— Your instructions —
In the forum thread about losing Mika, how did Mika die?
[[ Reading passage, beginning ]]
# Goodbye to my Beloved Mika



## Marissamb (Jun 28, 2006)

She was unique right from the start.
Patient and loving; curious and sweet.
She made all my hardest days more bearable and many sleepless nights not so lonely.
I am grieving so deeply for the loss of my first kitty; the prettiest torti i've ever seen. She was only 3years old and her brother Sullivan and I miss her so much since her death on June 25th-she was hit by a car just 1/2 a block from my house.
Thank you Mika for being so sweet and beautiful and teaching me how to love and be loved unconditionally. Thank you for showing me how to love you and for being there every night i cried myself to sleep. I have been crying myself to sleep every night since you left and it's so hard without you purring beside me. You are so dearly missed....
Until we meet again sweet kitty.    
xoxo marissa


----------



## jezza (Oct 26, 2004)

aw, thats so sad, there are few things worse than your kitty being run over, im so sorry, and she was only 3


----------



## PrincessClaire (Jan 16, 2004)

I am so sorry that you have had to say goodbye to your baby, i bet she is having lots of fun running about rainbow bridge with the other kitties

love and hugs
claire


----------



## Jimmyness (Dec 31, 2005)

Oh im so sorry, the same thing happened to be and my cat was only three also. It's so hard letting them go so soon but time will ease the pain.


----------



## Multiplicity (Nov 17, 2005)

I too feel your sorrow. I lost my Scooter 1 wk ago and like Mika, Scooter used to sit with me when I cried. It is so hard to lose such a comforting friend, especially at a time when you need the most comforting.
I hope your healing path is smooth and that you and Sullivan take comfort in each other.


----------



## Mr. Kind (Dec 24, 2005)

Marissa Awful sorry to hear of your loss. I know it hurts to lose something you love and it's happend to me more than I'd like to rember. Just talk to her at night like you would say your prayers, and someday she'll answer you in your dreams. I know, it happened to me.


----------
[[ Reading passage, end ]]
[[ Extracted material, beginning ]]
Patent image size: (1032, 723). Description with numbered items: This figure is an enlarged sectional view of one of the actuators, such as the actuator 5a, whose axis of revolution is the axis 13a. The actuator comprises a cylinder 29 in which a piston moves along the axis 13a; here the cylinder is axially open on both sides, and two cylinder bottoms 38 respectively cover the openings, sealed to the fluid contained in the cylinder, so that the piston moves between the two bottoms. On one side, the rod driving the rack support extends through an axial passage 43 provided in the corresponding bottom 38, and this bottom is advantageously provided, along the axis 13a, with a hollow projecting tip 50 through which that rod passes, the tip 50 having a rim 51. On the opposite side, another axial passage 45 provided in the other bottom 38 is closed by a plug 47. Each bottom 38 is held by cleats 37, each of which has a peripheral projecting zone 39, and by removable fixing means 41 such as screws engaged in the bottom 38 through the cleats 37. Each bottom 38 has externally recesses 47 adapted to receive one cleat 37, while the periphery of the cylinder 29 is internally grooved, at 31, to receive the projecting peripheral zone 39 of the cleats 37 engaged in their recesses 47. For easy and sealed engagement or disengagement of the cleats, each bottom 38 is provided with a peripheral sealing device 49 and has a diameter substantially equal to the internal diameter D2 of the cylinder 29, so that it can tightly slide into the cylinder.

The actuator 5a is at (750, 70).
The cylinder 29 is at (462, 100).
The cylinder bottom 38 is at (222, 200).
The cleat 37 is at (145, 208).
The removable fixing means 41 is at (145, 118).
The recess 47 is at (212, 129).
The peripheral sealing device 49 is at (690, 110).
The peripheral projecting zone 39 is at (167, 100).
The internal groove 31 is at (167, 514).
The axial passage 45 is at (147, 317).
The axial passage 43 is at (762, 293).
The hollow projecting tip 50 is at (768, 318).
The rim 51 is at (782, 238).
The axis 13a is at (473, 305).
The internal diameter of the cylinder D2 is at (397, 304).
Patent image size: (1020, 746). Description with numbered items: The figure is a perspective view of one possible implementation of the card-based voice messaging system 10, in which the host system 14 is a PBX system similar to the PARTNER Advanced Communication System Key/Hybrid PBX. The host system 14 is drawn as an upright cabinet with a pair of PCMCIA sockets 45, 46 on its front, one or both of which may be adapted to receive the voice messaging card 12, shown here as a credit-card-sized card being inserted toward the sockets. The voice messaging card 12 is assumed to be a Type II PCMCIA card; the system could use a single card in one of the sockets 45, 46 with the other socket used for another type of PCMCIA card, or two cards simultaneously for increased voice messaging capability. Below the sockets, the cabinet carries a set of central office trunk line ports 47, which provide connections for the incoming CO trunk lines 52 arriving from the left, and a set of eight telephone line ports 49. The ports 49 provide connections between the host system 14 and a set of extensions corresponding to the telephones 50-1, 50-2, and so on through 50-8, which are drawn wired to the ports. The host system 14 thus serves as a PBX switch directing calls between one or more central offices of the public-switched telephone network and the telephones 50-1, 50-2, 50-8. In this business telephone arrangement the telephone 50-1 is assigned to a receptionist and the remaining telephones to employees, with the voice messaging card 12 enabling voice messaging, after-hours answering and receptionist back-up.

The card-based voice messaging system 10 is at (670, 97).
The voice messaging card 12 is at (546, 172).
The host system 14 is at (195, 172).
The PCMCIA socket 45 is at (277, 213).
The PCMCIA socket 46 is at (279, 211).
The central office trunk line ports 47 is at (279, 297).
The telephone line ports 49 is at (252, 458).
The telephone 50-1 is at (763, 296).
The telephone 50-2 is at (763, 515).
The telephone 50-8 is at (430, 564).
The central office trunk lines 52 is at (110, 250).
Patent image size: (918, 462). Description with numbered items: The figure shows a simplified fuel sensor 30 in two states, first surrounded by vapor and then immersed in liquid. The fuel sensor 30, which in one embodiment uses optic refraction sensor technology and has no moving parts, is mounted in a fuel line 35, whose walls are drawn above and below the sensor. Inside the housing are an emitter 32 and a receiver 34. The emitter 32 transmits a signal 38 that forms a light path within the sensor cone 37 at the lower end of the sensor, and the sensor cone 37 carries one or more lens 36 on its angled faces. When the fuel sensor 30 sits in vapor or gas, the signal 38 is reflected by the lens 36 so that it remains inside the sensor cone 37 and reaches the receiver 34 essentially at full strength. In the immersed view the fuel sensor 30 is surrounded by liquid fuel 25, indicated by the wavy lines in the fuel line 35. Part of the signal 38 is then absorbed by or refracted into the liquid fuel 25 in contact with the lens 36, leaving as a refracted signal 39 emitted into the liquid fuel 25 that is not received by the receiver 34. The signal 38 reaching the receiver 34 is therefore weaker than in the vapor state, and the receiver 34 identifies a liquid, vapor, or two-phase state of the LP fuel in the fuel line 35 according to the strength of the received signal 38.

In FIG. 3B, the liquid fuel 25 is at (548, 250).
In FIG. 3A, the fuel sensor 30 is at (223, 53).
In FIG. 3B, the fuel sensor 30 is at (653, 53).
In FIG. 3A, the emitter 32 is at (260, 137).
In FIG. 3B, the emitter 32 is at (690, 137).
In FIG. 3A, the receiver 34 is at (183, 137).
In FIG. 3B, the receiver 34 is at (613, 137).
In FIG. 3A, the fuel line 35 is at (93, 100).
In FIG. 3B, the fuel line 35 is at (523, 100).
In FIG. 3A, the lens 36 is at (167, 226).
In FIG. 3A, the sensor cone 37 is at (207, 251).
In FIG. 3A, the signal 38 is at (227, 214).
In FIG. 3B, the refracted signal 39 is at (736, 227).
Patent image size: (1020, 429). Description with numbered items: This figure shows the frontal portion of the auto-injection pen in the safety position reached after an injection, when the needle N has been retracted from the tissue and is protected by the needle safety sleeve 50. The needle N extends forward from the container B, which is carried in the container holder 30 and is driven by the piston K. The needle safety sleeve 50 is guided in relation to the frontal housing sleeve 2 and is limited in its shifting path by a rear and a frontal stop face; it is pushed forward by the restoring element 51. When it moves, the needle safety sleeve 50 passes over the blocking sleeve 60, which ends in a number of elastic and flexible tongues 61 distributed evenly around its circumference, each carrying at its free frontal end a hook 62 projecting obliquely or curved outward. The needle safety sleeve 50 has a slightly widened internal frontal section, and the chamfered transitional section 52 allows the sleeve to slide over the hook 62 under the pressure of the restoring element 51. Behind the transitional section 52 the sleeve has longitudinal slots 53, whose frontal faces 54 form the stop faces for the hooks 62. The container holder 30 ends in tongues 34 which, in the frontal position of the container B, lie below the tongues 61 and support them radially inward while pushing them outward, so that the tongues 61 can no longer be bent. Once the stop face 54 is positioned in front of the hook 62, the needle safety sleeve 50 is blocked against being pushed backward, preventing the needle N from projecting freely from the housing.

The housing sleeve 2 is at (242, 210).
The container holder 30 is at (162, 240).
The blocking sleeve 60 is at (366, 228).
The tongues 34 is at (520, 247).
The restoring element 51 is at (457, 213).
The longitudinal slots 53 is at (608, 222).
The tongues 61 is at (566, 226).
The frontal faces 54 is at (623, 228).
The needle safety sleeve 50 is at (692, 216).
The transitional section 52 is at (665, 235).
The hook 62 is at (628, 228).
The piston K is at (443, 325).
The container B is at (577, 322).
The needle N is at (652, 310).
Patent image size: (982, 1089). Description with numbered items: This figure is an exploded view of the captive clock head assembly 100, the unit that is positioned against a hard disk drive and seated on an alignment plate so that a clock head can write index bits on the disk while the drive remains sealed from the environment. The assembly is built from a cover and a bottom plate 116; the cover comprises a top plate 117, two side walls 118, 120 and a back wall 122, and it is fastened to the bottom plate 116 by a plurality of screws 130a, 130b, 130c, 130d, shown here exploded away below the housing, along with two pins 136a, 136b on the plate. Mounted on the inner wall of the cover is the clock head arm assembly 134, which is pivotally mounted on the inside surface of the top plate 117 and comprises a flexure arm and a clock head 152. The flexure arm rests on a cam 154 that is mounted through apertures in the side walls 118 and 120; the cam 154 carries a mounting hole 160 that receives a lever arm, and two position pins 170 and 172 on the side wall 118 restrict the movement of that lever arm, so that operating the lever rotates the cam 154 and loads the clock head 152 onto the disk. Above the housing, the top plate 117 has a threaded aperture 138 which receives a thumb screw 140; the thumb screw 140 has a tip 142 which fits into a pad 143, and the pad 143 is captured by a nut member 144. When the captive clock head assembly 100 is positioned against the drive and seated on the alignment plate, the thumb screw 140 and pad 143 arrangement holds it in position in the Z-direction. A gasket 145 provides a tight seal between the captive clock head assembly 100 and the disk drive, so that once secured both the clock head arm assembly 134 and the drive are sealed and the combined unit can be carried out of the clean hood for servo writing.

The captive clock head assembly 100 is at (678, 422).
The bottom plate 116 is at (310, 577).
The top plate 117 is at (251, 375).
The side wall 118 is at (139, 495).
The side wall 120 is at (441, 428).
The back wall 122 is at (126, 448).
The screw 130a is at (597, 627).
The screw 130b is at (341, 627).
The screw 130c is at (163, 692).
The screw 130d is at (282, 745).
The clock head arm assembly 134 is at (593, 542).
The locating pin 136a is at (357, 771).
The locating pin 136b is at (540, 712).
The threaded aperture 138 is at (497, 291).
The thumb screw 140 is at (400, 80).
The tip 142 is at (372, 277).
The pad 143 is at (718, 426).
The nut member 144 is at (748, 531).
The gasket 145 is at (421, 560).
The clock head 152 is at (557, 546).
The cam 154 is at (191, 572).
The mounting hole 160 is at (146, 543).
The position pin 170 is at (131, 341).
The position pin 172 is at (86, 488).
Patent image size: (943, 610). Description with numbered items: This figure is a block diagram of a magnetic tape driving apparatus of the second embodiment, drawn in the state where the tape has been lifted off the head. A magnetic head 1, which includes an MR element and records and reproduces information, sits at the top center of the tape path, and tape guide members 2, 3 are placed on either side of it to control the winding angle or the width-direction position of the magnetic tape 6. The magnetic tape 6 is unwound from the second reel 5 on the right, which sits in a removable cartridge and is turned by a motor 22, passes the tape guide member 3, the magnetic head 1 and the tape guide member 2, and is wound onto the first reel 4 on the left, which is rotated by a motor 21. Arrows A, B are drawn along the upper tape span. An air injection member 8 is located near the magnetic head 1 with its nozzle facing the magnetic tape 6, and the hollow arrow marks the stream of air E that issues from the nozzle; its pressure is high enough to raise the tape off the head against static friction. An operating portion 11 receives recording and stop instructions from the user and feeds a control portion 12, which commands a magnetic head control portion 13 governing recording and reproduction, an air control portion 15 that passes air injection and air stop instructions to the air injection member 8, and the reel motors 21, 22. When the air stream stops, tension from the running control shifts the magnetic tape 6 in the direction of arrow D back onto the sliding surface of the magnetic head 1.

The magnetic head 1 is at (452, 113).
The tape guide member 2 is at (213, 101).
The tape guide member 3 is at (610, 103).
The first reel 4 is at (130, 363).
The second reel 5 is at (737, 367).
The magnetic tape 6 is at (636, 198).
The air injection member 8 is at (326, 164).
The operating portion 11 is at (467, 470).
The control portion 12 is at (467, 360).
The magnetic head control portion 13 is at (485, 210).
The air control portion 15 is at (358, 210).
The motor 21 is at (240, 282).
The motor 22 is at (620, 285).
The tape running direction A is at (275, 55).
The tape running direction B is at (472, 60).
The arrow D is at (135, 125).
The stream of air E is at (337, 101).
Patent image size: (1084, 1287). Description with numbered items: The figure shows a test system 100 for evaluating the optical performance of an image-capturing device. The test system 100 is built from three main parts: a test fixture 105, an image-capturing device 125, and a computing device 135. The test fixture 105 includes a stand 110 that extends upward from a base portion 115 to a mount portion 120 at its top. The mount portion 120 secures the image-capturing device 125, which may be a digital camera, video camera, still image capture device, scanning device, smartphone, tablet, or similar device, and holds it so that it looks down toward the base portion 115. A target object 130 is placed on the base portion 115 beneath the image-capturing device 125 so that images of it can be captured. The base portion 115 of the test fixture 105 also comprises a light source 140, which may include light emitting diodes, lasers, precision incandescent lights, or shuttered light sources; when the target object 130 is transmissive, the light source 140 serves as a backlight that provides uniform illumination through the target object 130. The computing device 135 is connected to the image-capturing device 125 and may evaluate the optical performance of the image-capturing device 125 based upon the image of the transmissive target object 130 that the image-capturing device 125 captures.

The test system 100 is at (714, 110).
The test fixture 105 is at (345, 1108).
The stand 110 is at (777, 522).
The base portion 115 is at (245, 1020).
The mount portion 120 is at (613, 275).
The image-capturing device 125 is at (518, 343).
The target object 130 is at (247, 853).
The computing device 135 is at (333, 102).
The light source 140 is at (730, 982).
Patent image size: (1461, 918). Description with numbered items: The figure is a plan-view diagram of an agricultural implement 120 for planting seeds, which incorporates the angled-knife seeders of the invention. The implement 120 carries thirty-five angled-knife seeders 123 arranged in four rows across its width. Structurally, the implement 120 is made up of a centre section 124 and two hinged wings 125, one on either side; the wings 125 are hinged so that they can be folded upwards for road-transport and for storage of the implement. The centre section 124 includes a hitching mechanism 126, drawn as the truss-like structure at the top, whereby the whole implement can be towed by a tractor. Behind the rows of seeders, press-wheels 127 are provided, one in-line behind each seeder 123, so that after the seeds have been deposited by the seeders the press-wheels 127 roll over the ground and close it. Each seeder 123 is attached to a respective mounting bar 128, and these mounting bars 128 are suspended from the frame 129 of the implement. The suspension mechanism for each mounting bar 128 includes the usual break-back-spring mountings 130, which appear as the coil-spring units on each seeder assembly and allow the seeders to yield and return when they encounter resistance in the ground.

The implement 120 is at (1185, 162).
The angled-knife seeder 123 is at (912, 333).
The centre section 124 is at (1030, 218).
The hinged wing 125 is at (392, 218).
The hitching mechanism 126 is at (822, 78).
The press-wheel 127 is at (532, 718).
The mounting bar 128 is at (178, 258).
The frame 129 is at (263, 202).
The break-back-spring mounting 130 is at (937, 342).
[[ Extracted material, end ]]
— Solution below —
She was hit by a car half a block from Marissa's house.